What is needed:
Extract the lines that hold the string "PULSE".

++++++++++++++++++++

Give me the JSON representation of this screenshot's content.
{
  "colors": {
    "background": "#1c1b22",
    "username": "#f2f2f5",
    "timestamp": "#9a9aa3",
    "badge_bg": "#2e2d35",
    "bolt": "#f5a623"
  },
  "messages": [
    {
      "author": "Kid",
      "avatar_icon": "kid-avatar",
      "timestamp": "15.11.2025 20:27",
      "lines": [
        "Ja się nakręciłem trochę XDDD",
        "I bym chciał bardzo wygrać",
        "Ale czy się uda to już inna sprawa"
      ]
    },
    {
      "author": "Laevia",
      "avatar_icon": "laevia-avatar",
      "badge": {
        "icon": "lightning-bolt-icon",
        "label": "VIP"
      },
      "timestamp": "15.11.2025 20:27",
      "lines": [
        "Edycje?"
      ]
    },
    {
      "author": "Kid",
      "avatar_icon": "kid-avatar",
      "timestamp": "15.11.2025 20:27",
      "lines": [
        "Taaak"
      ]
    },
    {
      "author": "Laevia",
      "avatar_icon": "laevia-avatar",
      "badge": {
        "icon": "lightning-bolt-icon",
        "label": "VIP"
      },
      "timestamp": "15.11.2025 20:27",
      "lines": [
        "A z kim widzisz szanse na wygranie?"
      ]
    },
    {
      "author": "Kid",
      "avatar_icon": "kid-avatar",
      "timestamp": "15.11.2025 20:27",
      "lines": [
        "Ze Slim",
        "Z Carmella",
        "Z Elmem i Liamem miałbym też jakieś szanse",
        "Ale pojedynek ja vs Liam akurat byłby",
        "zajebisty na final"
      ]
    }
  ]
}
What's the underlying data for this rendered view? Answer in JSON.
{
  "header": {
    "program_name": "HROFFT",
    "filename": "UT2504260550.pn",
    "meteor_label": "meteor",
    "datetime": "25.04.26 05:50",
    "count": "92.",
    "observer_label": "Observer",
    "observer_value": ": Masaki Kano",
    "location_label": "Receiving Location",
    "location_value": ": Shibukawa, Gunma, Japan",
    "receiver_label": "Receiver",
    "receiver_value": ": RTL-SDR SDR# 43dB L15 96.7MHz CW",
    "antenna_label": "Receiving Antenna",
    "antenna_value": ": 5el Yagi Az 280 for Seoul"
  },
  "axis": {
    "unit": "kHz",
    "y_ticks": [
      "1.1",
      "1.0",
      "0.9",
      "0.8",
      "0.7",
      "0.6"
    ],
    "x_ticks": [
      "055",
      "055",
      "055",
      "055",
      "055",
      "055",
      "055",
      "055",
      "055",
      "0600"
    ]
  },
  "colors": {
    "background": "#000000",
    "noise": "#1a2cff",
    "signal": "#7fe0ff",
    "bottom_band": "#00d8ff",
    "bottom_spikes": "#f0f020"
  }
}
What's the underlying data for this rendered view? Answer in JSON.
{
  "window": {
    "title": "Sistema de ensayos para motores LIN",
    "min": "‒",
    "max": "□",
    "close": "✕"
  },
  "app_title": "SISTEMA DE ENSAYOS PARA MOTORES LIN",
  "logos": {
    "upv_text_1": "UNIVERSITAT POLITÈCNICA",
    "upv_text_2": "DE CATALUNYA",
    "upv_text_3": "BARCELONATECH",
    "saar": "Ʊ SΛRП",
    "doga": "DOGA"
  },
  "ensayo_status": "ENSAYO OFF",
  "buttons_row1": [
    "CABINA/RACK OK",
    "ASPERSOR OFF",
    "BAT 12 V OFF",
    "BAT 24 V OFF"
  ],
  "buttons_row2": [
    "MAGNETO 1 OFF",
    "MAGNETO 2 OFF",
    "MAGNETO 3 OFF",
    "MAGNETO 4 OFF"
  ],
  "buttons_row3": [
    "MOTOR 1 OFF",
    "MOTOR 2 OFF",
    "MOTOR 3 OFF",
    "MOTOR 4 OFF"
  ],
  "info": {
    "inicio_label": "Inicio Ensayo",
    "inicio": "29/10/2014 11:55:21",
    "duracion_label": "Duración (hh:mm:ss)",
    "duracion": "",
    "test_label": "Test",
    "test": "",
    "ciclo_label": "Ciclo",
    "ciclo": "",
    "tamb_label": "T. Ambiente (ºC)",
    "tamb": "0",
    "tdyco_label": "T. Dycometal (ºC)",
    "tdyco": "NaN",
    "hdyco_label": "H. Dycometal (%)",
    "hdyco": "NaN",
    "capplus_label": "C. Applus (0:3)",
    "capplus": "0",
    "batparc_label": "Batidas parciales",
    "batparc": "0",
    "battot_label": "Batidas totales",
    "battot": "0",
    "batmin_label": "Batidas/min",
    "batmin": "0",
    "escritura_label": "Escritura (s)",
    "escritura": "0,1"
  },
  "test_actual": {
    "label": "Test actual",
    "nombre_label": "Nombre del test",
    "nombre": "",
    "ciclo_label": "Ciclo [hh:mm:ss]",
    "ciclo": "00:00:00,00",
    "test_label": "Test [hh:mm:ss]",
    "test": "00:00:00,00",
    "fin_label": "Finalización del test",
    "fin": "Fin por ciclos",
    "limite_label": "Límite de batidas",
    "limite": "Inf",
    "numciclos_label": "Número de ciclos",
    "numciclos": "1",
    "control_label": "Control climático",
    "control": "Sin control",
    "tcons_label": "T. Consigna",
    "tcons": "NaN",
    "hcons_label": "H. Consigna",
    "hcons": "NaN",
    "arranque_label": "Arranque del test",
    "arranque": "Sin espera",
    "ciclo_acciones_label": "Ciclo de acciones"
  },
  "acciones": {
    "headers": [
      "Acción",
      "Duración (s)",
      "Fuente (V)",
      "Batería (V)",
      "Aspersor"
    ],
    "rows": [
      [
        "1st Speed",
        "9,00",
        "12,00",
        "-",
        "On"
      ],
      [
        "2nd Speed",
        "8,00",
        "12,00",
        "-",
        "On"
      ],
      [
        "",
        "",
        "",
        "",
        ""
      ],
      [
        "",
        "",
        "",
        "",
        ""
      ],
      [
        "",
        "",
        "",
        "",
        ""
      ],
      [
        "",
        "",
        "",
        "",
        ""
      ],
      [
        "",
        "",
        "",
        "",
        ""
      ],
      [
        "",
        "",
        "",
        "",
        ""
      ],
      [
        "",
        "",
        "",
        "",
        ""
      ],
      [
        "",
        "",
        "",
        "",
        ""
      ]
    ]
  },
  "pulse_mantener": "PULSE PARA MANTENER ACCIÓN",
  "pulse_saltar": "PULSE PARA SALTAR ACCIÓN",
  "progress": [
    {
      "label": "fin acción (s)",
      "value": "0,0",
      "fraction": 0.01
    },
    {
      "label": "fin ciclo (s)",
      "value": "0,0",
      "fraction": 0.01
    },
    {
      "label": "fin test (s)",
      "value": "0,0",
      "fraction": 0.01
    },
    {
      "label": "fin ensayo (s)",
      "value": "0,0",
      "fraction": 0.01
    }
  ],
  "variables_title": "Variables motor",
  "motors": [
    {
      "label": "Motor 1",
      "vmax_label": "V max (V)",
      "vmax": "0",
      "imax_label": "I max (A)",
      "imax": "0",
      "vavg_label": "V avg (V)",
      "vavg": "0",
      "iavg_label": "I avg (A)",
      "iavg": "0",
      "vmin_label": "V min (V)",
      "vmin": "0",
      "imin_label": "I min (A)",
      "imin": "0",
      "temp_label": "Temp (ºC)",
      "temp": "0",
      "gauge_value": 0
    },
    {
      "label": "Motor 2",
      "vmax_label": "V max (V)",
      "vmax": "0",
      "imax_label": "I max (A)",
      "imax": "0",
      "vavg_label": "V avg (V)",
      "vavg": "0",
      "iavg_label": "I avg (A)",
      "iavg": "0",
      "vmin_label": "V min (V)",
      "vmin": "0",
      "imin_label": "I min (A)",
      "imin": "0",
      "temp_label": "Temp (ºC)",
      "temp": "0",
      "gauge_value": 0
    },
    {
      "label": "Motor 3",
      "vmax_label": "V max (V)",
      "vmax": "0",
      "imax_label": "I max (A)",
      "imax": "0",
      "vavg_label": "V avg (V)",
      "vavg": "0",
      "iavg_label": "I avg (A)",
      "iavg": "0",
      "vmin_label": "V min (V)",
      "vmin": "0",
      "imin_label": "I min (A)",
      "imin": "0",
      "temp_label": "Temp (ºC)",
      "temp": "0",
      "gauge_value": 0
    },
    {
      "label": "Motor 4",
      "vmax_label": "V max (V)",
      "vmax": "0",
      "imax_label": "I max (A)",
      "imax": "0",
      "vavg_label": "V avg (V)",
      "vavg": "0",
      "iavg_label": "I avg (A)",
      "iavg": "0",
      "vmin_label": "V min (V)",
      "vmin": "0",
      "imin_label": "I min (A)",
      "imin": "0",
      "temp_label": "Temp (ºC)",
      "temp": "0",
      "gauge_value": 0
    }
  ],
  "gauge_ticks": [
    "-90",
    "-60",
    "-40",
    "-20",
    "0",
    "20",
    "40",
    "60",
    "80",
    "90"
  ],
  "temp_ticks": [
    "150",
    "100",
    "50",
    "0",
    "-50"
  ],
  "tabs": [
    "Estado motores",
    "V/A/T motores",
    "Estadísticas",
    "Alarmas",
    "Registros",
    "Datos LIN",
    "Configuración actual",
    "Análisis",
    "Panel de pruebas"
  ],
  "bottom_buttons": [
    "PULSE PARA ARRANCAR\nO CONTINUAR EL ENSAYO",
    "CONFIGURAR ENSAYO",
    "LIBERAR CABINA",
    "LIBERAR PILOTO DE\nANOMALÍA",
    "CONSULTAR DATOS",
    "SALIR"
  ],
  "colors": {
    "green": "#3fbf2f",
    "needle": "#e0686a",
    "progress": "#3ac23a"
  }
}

++++++++++++++++++++

Response for this exercise:
  "pulse_mantener": "PULSE PARA MANTENER ACCIÓN",
  "pulse_saltar": "PULSE PARA SALTAR ACCIÓN",
    "PULSE PARA ARRANCAR\nO CONTINUAR EL ENSAYO",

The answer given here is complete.